• [Work to be completed]: Omit every picture and write out the rest of the records exactly.

[Saved data entries]
++++++++++

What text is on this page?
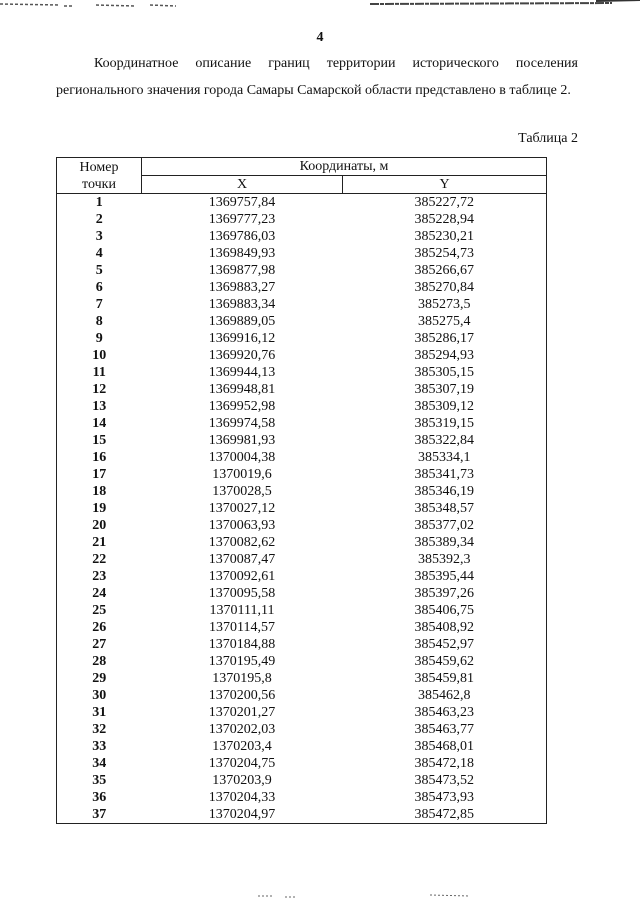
4

Координатное описание границ территории исторического поселения регионального значения города Самары Самарской области представлено в таблице 2.

Таблица 2
Номер
точки	Координаты, м	
	X	Y
1	1369757,84	385227,72
2	1369777,23	385228,94
3	1369786,03	385230,21
4	1369849,93	385254,73
5	1369877,98	385266,67
6	1369883,27	385270,84
7	1369883,34	385273,5
8	1369889,05	385275,4
9	1369916,12	385286,17
10	1369920,76	385294,93
11	1369944,13	385305,15
12	1369948,81	385307,19
13	1369952,98	385309,12
14	1369974,58	385319,15
15	1369981,93	385322,84
16	1370004,38	385334,1
17	1370019,6	385341,73
18	1370028,5	385346,19
19	1370027,12	385348,57
20	1370063,93	385377,02
21	1370082,62	385389,34
22	1370087,47	385392,3
23	1370092,61	385395,44
24	1370095,58	385397,26
25	1370111,11	385406,75
26	1370114,57	385408,92
27	1370184,88	385452,97
28	1370195,49	385459,62
29	1370195,8	385459,81
30	1370200,56	385462,8
31	1370201,27	385463,23
32	1370202,03	385463,77
33	1370203,4	385468,01
34	1370204,75	385472,18
35	1370203,9	385473,52
36	1370204,33	385473,93
37	1370204,97	385472,85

++++++++++

• [Answer to the problem]:
What text is on this page?
4

Координатное описание границ территории исторического поселения регионального значения города Самары Самарской области представлено в таблице 2.

Таблица 2
Номер
точки	Координаты, м	
	X	Y
1	1369757,84	385227,72
2	1369777,23	385228,94
3	1369786,03	385230,21
4	1369849,93	385254,73
5	1369877,98	385266,67
6	1369883,27	385270,84
7	1369883,34	385273,5
8	1369889,05	385275,4
9	1369916,12	385286,17
10	1369920,76	385294,93
11	1369944,13	385305,15
12	1369948,81	385307,19
13	1369952,98	385309,12
14	1369974,58	385319,15
15	1369981,93	385322,84
16	1370004,38	385334,1
17	1370019,6	385341,73
18	1370028,5	385346,19
19	1370027,12	385348,57
20	1370063,93	385377,02
21	1370082,62	385389,34
22	1370087,47	385392,3
23	1370092,61	385395,44
24	1370095,58	385397,26
25	1370111,11	385406,75
26	1370114,57	385408,92
27	1370184,88	385452,97
28	1370195,49	385459,62
29	1370195,8	385459,81
30	1370200,56	385462,8
31	1370201,27	385463,23
32	1370202,03	385463,77
33	1370203,4	385468,01
34	1370204,75	385472,18
35	1370203,9	385473,52
36	1370204,33	385473,93
37	1370204,97	385472,85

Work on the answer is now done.